▶ Stated problem
Tally the lines in the entries below that contain the string "Text", and reply with the number alone.

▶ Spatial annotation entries
begin
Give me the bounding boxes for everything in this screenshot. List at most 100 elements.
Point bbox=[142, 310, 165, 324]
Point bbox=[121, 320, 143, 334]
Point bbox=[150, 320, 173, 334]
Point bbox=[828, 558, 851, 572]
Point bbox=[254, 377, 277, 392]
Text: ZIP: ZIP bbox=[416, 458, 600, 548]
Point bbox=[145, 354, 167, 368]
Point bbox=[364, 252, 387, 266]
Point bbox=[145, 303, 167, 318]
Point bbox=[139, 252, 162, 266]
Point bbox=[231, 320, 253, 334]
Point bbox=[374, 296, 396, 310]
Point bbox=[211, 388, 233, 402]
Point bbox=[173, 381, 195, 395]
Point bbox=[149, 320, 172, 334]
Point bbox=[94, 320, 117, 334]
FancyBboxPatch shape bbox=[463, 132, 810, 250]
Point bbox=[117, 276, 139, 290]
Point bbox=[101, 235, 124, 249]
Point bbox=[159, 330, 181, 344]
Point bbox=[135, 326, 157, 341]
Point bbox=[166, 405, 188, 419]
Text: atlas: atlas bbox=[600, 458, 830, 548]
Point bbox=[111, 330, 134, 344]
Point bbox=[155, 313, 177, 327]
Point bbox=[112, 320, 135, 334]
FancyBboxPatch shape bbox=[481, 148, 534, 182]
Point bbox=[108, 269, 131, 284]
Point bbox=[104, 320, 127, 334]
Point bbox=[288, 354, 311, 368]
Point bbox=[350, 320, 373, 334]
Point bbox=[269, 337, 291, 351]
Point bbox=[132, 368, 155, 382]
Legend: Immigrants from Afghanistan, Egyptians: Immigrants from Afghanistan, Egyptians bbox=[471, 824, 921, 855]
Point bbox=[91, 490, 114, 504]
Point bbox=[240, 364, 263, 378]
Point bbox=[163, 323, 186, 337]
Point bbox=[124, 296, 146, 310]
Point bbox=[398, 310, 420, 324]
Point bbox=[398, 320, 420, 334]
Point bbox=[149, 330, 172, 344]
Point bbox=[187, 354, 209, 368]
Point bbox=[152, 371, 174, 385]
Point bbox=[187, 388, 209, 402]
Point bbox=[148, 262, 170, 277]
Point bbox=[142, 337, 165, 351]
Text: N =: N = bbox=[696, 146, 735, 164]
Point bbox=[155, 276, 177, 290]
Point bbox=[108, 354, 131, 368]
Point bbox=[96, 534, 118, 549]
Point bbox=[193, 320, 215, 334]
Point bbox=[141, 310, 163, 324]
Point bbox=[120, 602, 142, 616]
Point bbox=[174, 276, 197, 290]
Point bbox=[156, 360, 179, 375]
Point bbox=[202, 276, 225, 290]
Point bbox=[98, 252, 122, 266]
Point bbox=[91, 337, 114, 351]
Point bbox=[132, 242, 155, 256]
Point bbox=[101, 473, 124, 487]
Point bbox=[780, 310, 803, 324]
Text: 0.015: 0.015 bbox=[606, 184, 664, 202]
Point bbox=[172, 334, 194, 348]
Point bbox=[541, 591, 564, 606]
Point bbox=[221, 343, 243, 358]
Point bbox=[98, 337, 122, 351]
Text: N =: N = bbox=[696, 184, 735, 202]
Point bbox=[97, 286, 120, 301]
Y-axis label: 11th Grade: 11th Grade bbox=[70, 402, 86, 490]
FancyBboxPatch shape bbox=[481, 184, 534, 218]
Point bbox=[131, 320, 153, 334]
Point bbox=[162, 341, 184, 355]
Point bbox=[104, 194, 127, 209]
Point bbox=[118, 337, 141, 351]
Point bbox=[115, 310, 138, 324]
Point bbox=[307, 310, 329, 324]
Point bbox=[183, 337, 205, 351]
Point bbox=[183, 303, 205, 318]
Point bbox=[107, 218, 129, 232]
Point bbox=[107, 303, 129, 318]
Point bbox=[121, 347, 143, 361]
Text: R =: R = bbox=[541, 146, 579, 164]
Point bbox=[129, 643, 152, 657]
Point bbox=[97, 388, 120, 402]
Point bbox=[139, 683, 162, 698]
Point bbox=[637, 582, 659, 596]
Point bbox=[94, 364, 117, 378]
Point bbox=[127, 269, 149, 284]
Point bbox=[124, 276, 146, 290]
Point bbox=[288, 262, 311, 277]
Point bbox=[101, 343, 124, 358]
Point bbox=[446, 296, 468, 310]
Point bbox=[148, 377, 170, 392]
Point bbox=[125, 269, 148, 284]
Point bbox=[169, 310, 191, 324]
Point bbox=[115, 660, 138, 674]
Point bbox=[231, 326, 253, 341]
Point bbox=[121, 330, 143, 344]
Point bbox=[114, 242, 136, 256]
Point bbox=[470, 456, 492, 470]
end
▶ Full answer
6